» **Exercise task**: Repeat each record exactly. Any picture gets left out.

>>>

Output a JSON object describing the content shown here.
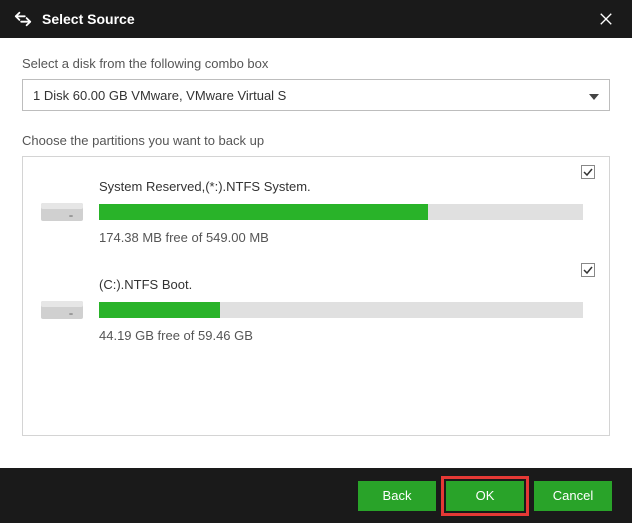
{
  "titlebar": {
    "title": "Select Source"
  },
  "labels": {
    "select_disk": "Select a disk from the following combo box",
    "choose_partitions": "Choose the partitions you want to back up"
  },
  "combo": {
    "selected": "1 Disk 60.00 GB VMware,  VMware Virtual S"
  },
  "partitions": [
    {
      "name": "System Reserved,(*:).NTFS System.",
      "free_text": "174.38 MB free of 549.00 MB",
      "fill_percent": 68,
      "checked": true
    },
    {
      "name": "(C:).NTFS Boot.",
      "free_text": "44.19 GB free of 59.46 GB",
      "fill_percent": 25,
      "checked": true
    }
  ],
  "footer": {
    "back": "Back",
    "ok": "OK",
    "cancel": "Cancel"
  }
}
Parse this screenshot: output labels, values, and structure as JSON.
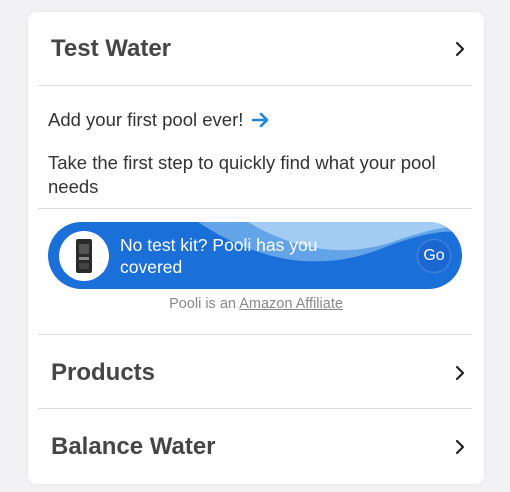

<<<

» **Response below**:
Output a JSON object describing the content shown here.
{
  "titlebar": {
    "title": "Select Source"
  },
  "labels": {
    "select_disk": "Select a disk from the following combo box",
    "choose_partitions": "Choose the partitions you want to back up"
  },
  "combo": {
    "selected": "1 Disk 60.00 GB VMware,  VMware Virtual S"
  },
  "partitions": [
    {
      "name": "System Reserved,(*:).NTFS System.",
      "free_text": "174.38 MB free of 549.00 MB",
      "fill_percent": 68,
      "checked": true
    },
    {
      "name": "(C:).NTFS Boot.",
      "free_text": "44.19 GB free of 59.46 GB",
      "fill_percent": 25,
      "checked": true
    }
  ],
  "footer": {
    "back": "Back",
    "ok": "OK",
    "cancel": "Cancel"
  }
}
Parse this screenshot: output labels, values, and structure as JSON.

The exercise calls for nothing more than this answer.